(Data provided)

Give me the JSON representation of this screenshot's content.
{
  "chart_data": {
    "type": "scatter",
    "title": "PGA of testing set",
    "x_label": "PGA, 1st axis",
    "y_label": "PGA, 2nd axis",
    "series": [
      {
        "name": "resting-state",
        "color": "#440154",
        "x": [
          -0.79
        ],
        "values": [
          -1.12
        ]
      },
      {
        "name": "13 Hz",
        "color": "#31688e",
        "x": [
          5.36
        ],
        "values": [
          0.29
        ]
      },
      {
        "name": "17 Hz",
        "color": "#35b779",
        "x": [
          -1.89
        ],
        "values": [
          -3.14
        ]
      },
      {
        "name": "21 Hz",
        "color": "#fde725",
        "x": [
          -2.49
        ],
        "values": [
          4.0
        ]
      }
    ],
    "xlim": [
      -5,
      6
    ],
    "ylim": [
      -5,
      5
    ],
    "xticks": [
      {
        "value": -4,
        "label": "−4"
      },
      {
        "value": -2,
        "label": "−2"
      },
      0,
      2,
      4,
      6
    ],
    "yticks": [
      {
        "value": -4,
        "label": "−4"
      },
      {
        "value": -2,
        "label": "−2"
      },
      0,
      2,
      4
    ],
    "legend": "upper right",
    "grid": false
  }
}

(Challenge) Transcribe all the entries, keeping each one exactly as it is.

(Result)
Give me the JSON representation of this screenshot's content.
{
  "chart_data": {
    "type": "scatter",
    "title": "PGA of testing set",
    "x_label": "PGA, 1st axis",
    "y_label": "PGA, 2nd axis",
    "series": [
      {
        "name": "resting-state",
        "color": "#440154",
        "x": [
          -0.79
        ],
        "values": [
          -1.12
        ]
      },
      {
        "name": "13 Hz",
        "color": "#31688e",
        "x": [
          5.36
        ],
        "values": [
          0.29
        ]
      },
      {
        "name": "17 Hz",
        "color": "#35b779",
        "x": [
          -1.89
        ],
        "values": [
          -3.14
        ]
      },
      {
        "name": "21 Hz",
        "color": "#fde725",
        "x": [
          -2.49
        ],
        "values": [
          4.0
        ]
      }
    ],
    "xlim": [
      -5,
      6
    ],
    "ylim": [
      -5,
      5
    ],
    "xticks": [
      {
        "value": -4,
        "label": "−4"
      },
      {
        "value": -2,
        "label": "−2"
      },
      0,
      2,
      4,
      6
    ],
    "yticks": [
      {
        "value": -4,
        "label": "−4"
      },
      {
        "value": -2,
        "label": "−2"
      },
      0,
      2,
      4
    ],
    "legend": "upper right",
    "grid": false
  }
}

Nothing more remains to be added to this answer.